**EXCERPT**
--- START ---
Post by
JohnJBond on Oct 06, 2021 2:58pm
Q3
I suspect cashflow for Q3 will be pretty close to C$1/share. That would likely take debt down to about C$400, and making it possible to exit 2021 with debt of C$350
The main downside unknown is the nature of the Loukas contract extension. ie, did his old contract expire during the quarter, and did that trigger a share price performance payout that would affect cash flow.
On the plus side, the increase in Natural Gas prices may have had a bigger impact on cashflow than oil prices in Q3. About 2/3rds of Nat gas production appears to be unhedged.
Until recently, Natural gas has been essentially irrelevant to OBE's valuation. One dollar increase in Nat Gas is like a $6 increase in oil. OBE has about 9000 BOE of Nat gas, vs 13,000-14,000 BOE of oil.
I don't know what prices they got for their Natural Gas Liquids in Q3, or presently, but they were getting very little earlier, and those prices are strengthening.
Remember Natural gas Dutch price benchmark is about US$225 BOE presently and LNG is about US$200 in Japan and South Korea. This means as much Nat Gas as possible is being taken out of the US by LNG for those markets - driving up US prices, which pull up the Canadain price (Canada exports around 3TCF of natural gas by pipe to the US annually)
--- END ---
**OBJECTIVE 1**
Copy the entries word for word, from the line containing "499, 1858, 513]" down to the line containing "736, 1209, 756]", including both of those lines.

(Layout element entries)
--- START ---
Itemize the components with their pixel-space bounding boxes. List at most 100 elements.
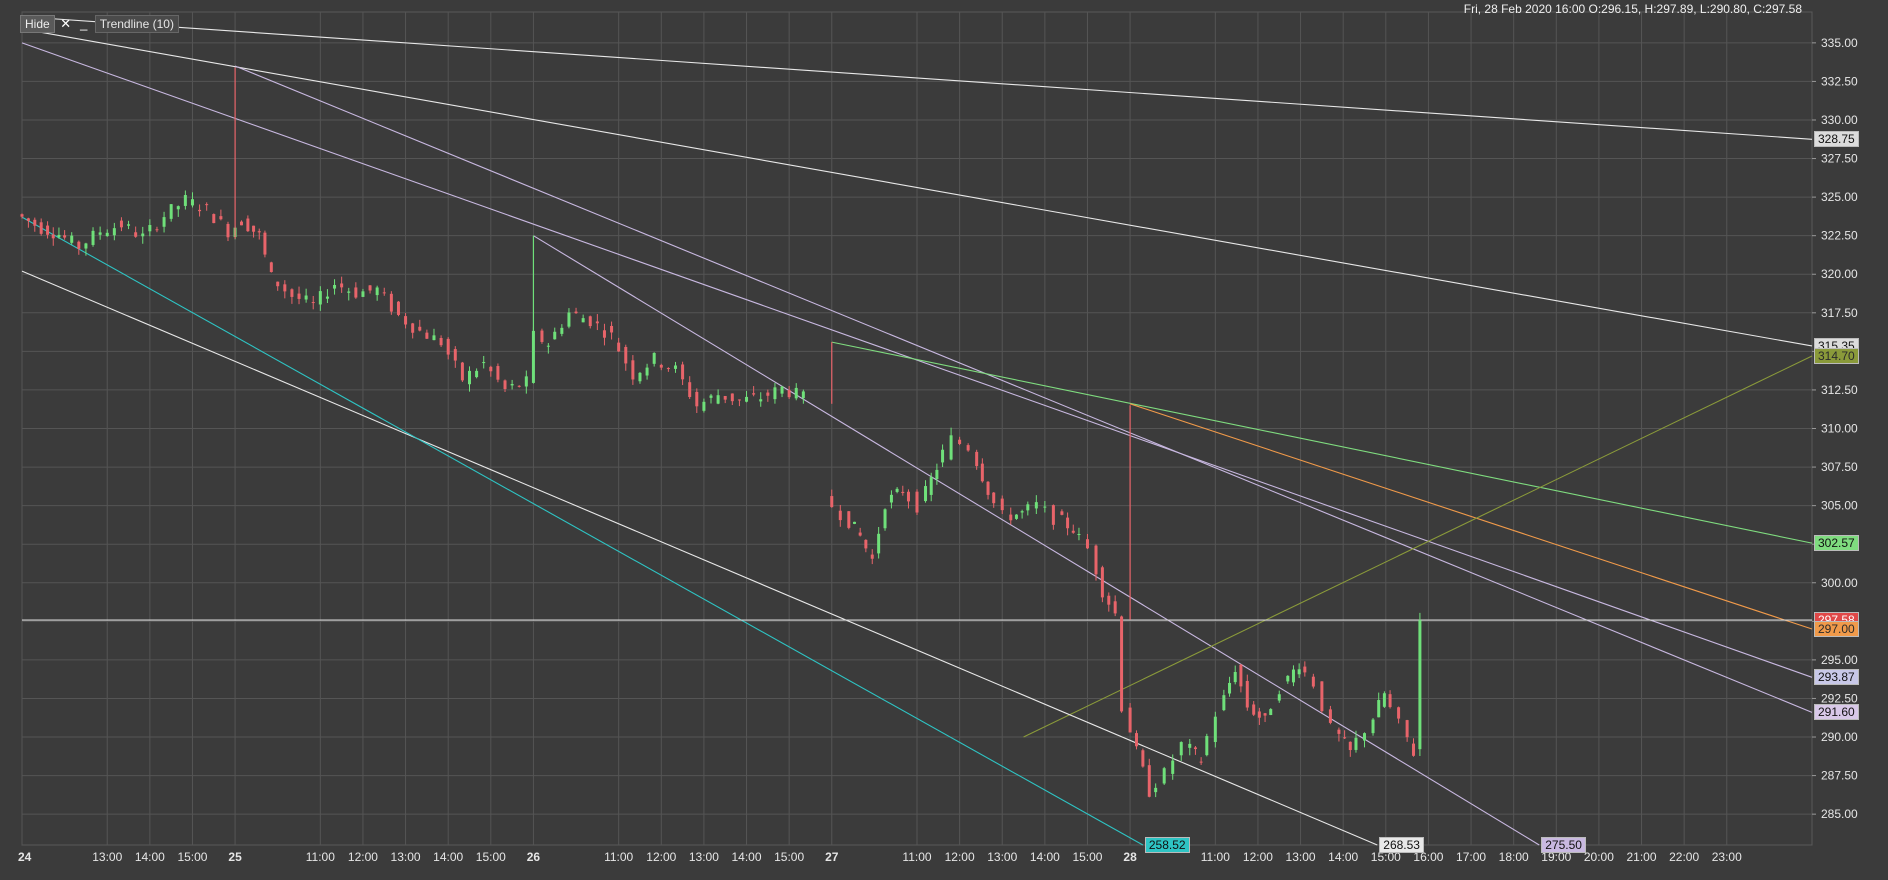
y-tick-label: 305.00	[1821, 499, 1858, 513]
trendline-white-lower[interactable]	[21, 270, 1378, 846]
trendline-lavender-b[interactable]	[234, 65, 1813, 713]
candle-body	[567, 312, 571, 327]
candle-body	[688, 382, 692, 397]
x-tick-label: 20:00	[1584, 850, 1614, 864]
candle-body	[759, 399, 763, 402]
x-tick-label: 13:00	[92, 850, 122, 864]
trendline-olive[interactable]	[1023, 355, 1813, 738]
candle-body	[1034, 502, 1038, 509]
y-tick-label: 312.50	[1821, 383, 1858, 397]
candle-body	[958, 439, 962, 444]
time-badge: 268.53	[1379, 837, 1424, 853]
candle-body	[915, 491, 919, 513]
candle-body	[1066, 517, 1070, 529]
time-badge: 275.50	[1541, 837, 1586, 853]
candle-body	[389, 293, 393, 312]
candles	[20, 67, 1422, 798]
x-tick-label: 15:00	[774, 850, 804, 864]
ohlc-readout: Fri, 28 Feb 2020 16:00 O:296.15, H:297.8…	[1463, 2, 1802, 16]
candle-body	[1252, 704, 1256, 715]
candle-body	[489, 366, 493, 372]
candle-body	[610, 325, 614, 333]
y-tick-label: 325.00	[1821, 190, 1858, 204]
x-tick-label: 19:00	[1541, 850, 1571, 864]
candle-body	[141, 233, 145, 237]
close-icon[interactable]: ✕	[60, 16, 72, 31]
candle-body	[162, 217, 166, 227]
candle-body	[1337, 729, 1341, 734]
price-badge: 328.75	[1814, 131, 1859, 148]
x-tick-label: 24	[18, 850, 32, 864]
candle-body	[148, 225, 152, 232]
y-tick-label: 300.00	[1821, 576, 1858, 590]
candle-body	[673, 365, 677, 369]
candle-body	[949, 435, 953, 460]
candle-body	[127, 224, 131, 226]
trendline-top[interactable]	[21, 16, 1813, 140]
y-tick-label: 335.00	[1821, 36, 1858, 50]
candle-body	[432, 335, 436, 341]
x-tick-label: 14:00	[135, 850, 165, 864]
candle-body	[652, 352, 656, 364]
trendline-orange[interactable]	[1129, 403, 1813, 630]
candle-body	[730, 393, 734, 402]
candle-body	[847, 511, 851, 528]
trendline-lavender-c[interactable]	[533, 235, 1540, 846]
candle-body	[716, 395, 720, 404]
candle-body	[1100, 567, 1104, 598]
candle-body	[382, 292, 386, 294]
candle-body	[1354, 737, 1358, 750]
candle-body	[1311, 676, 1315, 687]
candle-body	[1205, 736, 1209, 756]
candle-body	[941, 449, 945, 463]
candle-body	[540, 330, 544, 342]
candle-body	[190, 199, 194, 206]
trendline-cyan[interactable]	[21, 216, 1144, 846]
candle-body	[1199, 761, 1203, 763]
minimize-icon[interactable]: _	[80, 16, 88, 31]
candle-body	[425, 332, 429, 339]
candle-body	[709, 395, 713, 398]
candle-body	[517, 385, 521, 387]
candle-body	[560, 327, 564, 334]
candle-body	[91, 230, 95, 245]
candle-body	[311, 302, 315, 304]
--- END ---
**OBJECTIVE 2**
According to the forum post, how much natural gas does Canada export by pipe to the US each year?

**WRITTEN REPLY 1**
y-tick-label: 305.00	[1821, 499, 1858, 513]
trendline-white-lower[interactable]	[21, 270, 1378, 846]
trendline-lavender-b[interactable]	[234, 65, 1813, 713]
candle-body	[567, 312, 571, 327]
candle-body	[688, 382, 692, 397]
x-tick-label: 20:00	[1584, 850, 1614, 864]
candle-body	[759, 399, 763, 402]
x-tick-label: 13:00	[92, 850, 122, 864]
trendline-olive[interactable]	[1023, 355, 1813, 738]
candle-body	[1034, 502, 1038, 509]
y-tick-label: 312.50	[1821, 383, 1858, 397]
candle-body	[958, 439, 962, 444]
time-badge: 268.53	[1379, 837, 1424, 853]
candle-body	[915, 491, 919, 513]
candle-body	[1066, 517, 1070, 529]
time-badge: 275.50	[1541, 837, 1586, 853]
candle-body	[389, 293, 393, 312]
candles	[20, 67, 1422, 798]
x-tick-label: 15:00	[774, 850, 804, 864]
ohlc-readout: Fri, 28 Feb 2020 16:00 O:296.15, H:297.8…	[1463, 2, 1802, 16]
candle-body	[1252, 704, 1256, 715]
candle-body	[489, 366, 493, 372]
candle-body	[610, 325, 614, 333]
y-tick-label: 325.00	[1821, 190, 1858, 204]
x-tick-label: 19:00	[1541, 850, 1571, 864]
candle-body	[141, 233, 145, 237]
close-icon[interactable]: ✕	[60, 16, 72, 31]
candle-body	[162, 217, 166, 227]
candle-body	[1337, 729, 1341, 734]
price-badge: 328.75	[1814, 131, 1859, 148]
x-tick-label: 24	[18, 850, 32, 864]
candle-body	[148, 225, 152, 232]
y-tick-label: 300.00	[1821, 576, 1858, 590]
candle-body	[673, 365, 677, 369]
candle-body	[949, 435, 953, 460]
candle-body	[127, 224, 131, 226]
trendline-top[interactable]	[21, 16, 1813, 140]
y-tick-label: 335.00	[1821, 36, 1858, 50]
candle-body	[432, 335, 436, 341]
x-tick-label: 14:00	[135, 850, 165, 864]
candle-body	[652, 352, 656, 364]
trendline-orange[interactable]	[1129, 403, 1813, 630]
candle-body	[730, 393, 734, 402]
candle-body	[847, 511, 851, 528]
trendline-lavender-c[interactable]	[533, 235, 1540, 846]
candle-body	[716, 395, 720, 404]
candle-body	[1100, 567, 1104, 598]
candle-body	[382, 292, 386, 294]
candle-body	[1354, 737, 1358, 750]
candle-body	[1311, 676, 1315, 687]
candle-body	[1205, 736, 1209, 756]

**WRITTEN REPLY 2**
Around 3 TCF.